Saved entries

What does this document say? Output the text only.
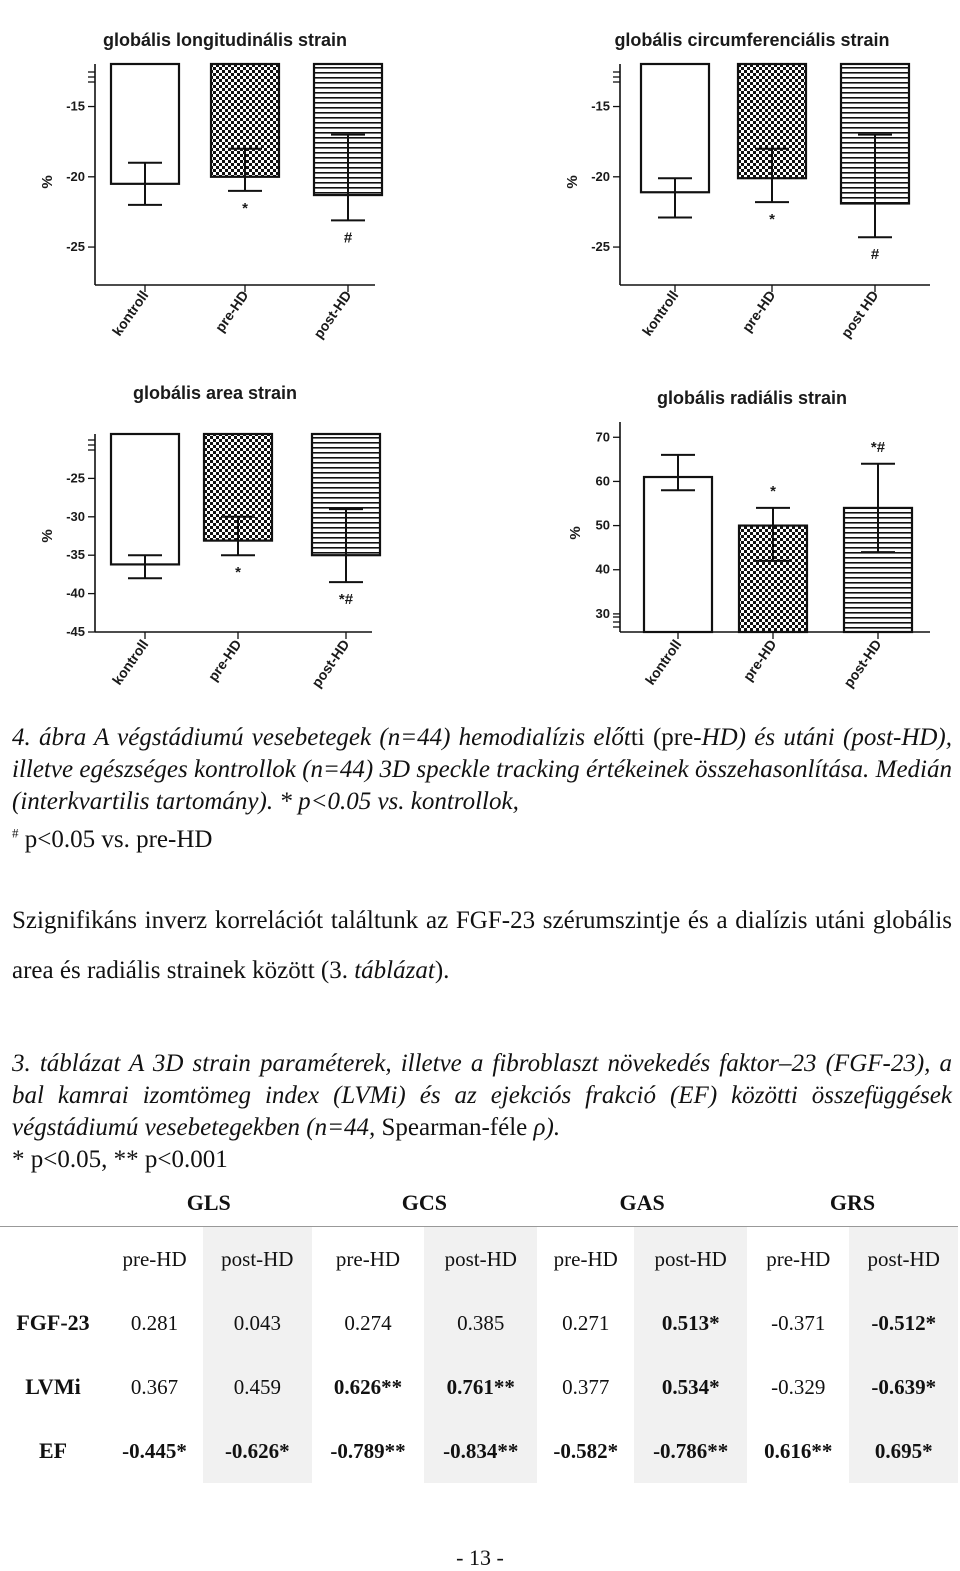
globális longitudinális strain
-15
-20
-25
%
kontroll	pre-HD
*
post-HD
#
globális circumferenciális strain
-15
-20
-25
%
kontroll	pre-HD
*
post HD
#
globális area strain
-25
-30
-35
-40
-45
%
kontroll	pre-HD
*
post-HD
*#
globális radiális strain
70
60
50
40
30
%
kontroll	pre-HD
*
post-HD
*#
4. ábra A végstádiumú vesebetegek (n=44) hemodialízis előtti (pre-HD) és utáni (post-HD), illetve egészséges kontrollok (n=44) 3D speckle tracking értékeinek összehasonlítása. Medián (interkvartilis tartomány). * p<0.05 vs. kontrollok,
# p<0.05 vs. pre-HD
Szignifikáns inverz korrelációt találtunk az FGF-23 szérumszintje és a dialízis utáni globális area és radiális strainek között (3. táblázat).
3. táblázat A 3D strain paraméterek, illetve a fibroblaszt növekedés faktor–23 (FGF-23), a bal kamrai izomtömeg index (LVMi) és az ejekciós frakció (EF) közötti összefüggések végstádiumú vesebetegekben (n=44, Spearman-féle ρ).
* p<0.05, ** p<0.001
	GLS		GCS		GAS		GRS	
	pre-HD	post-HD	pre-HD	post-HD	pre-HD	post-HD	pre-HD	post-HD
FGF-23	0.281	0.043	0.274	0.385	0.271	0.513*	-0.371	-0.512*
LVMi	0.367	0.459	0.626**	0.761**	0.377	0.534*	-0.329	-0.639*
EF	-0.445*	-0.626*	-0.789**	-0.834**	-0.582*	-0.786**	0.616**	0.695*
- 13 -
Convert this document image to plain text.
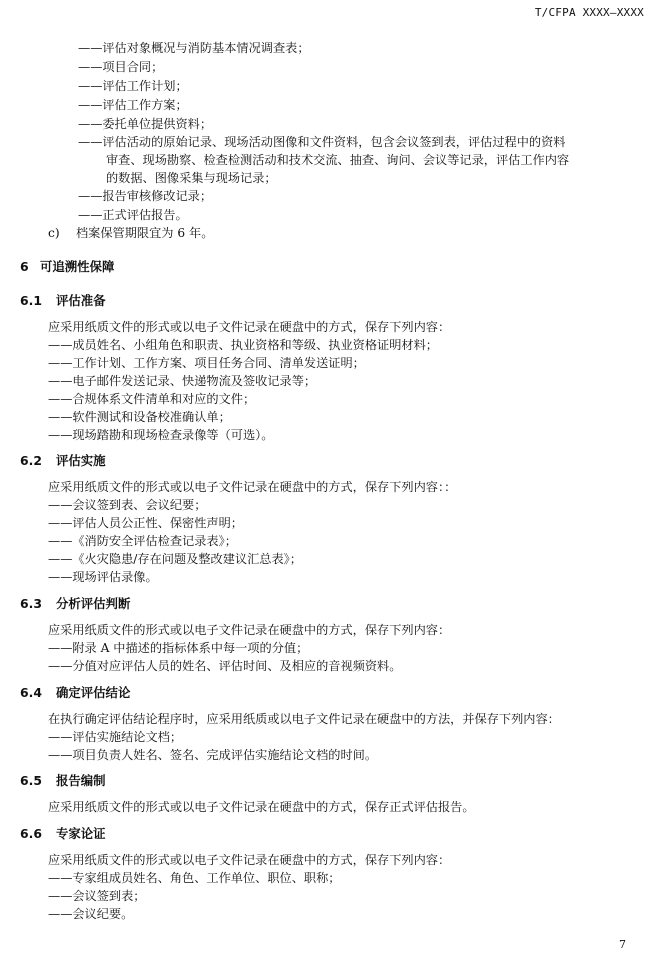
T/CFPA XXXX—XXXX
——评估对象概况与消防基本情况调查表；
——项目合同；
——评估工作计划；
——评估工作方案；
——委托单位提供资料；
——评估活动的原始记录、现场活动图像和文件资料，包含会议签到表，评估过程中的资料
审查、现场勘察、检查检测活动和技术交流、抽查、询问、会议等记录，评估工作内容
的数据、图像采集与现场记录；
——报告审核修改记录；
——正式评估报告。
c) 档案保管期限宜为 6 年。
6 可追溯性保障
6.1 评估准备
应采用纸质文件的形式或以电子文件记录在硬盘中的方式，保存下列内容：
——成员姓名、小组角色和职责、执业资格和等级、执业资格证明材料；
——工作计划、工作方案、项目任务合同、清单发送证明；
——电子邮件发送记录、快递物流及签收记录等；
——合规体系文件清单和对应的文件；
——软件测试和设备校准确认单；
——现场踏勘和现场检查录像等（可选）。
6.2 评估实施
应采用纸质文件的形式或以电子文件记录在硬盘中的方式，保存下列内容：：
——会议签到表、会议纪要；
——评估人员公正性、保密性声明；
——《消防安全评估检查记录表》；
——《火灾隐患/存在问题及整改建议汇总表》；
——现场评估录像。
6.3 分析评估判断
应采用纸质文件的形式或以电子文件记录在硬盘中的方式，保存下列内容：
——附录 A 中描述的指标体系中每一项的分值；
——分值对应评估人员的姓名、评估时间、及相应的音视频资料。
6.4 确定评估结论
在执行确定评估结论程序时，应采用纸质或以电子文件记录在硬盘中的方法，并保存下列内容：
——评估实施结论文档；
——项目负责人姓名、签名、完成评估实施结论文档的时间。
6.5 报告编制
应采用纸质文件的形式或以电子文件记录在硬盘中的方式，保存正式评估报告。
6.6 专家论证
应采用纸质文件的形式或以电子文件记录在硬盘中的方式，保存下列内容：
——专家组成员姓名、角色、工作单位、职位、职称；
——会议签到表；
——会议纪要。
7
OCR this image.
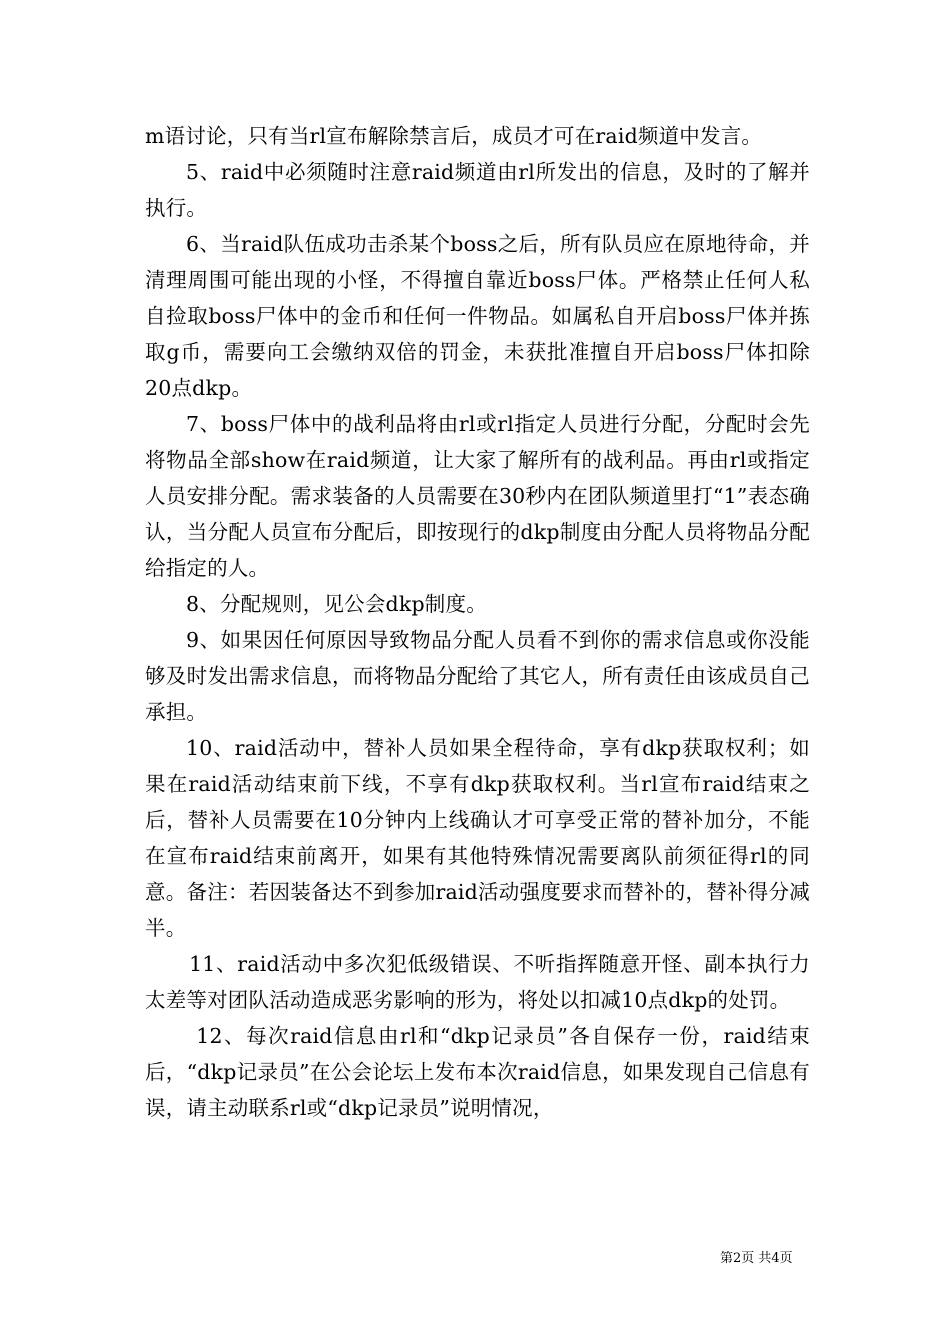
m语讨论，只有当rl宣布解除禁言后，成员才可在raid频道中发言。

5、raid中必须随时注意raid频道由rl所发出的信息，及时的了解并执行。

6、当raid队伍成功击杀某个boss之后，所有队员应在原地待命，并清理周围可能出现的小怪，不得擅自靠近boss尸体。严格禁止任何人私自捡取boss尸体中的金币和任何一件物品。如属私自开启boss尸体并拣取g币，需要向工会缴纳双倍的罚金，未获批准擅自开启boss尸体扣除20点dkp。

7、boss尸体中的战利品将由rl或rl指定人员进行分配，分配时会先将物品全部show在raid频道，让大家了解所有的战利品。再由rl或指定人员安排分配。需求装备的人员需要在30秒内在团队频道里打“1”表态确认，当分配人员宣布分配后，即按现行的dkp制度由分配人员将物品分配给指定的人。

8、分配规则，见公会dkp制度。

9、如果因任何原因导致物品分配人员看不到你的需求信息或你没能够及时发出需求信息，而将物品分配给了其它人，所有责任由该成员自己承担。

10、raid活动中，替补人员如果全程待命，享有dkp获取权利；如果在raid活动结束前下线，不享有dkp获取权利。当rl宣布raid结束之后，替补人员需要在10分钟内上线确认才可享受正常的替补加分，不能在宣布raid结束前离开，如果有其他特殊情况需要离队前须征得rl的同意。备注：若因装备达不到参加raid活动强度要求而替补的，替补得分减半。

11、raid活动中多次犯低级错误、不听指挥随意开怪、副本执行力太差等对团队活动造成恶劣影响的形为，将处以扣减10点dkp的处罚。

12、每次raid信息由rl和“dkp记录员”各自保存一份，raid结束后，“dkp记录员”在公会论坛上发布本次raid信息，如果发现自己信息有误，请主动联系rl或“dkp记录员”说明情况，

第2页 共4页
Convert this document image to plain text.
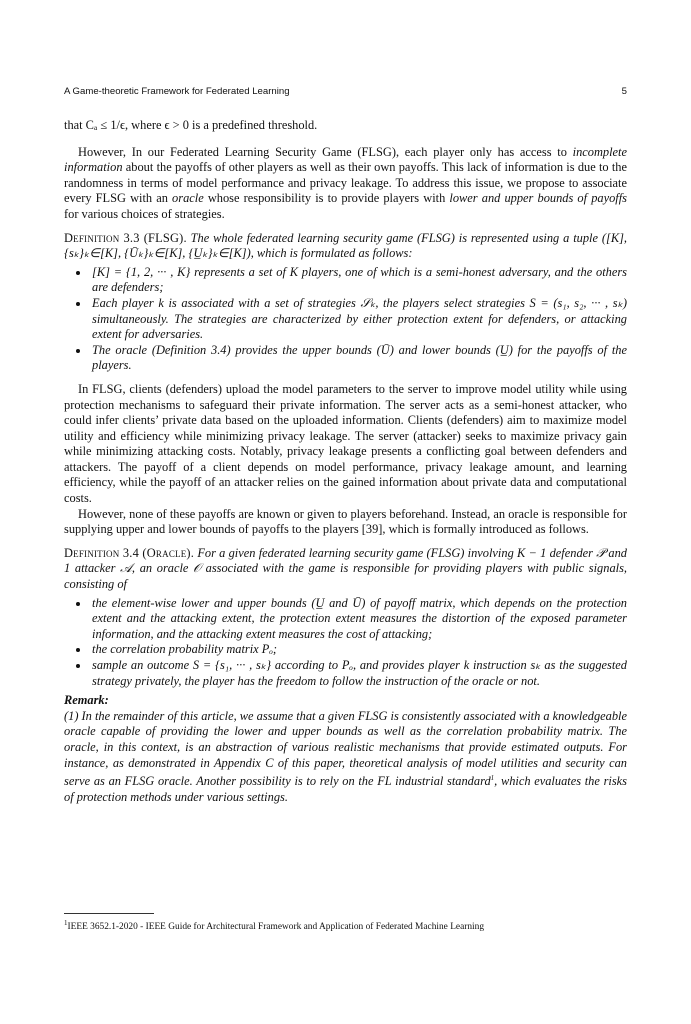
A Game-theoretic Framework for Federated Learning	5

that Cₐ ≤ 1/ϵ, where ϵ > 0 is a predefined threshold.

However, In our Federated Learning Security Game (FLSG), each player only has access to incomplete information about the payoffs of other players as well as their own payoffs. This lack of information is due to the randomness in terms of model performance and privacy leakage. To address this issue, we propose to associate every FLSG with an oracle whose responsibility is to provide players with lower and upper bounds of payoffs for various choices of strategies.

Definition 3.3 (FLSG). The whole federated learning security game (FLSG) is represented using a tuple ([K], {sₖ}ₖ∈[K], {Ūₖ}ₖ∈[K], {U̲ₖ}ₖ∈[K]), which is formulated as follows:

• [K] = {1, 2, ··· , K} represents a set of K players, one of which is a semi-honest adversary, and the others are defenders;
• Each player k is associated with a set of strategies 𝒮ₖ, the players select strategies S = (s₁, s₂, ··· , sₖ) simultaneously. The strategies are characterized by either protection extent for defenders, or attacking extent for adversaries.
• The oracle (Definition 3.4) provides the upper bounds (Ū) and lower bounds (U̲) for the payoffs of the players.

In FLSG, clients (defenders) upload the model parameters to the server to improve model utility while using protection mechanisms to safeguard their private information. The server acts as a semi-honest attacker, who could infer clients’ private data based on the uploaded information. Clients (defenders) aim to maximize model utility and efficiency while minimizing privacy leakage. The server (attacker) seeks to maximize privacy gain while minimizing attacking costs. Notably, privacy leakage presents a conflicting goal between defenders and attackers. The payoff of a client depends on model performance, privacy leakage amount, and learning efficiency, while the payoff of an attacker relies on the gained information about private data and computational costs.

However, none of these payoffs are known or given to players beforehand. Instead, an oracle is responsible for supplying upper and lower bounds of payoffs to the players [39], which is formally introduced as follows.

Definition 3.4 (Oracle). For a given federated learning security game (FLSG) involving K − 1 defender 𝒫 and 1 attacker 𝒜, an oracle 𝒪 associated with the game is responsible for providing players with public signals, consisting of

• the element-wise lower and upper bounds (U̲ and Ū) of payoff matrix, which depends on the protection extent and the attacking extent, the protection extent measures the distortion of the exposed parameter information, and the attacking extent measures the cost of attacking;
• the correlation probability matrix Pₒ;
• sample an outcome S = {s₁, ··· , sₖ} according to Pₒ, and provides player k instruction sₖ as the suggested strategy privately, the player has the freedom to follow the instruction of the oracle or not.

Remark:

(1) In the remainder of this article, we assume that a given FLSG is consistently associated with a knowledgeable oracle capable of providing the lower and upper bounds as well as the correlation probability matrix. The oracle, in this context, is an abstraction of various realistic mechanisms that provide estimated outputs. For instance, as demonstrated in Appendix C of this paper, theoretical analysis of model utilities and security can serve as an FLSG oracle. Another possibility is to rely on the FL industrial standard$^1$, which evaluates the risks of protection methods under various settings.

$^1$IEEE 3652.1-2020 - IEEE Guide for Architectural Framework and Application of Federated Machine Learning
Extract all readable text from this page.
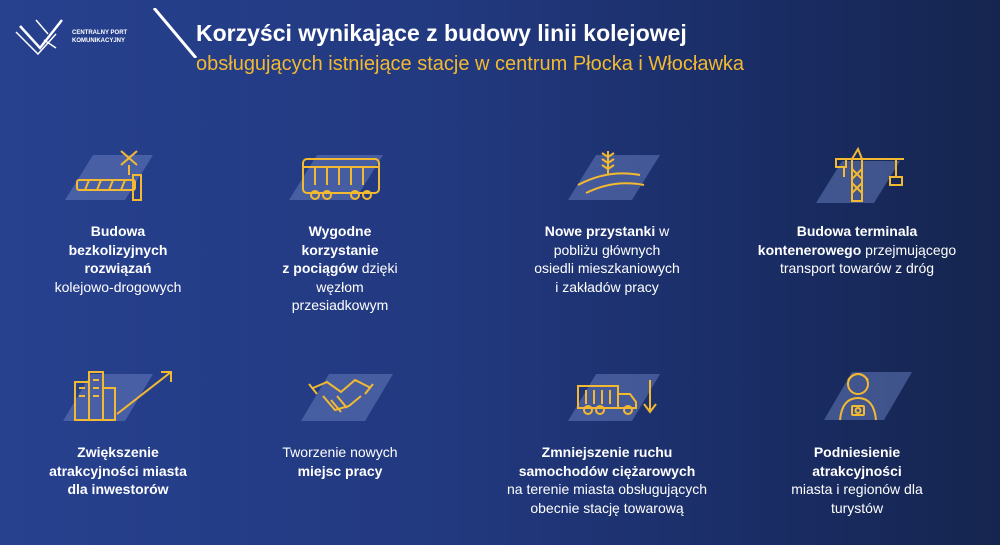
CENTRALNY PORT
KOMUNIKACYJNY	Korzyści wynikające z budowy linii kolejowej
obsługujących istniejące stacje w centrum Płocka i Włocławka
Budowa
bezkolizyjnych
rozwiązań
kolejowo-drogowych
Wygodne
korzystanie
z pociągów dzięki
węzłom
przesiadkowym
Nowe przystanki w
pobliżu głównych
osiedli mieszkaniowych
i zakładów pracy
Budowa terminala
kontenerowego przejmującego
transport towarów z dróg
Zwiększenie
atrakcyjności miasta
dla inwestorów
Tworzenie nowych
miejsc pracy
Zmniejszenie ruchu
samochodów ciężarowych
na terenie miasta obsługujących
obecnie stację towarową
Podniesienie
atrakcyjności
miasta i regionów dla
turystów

> [Exercise aim] Set out every line from the material that contains the string "follows".

> [Exercise solution]
Definition 3.3 (FLSG). The whole federated learning security game (FLSG) is represented using a tuple ([K], {sₖ}ₖ∈[K], {Ūₖ}ₖ∈[K], {U̲ₖ}ₖ∈[K]), which is formulated as follows:
However, none of these payoffs are known or given to players beforehand. Instead, an oracle is responsible for supplying upper and lower bounds of payoffs to the players [39], which is formally introduced as follows.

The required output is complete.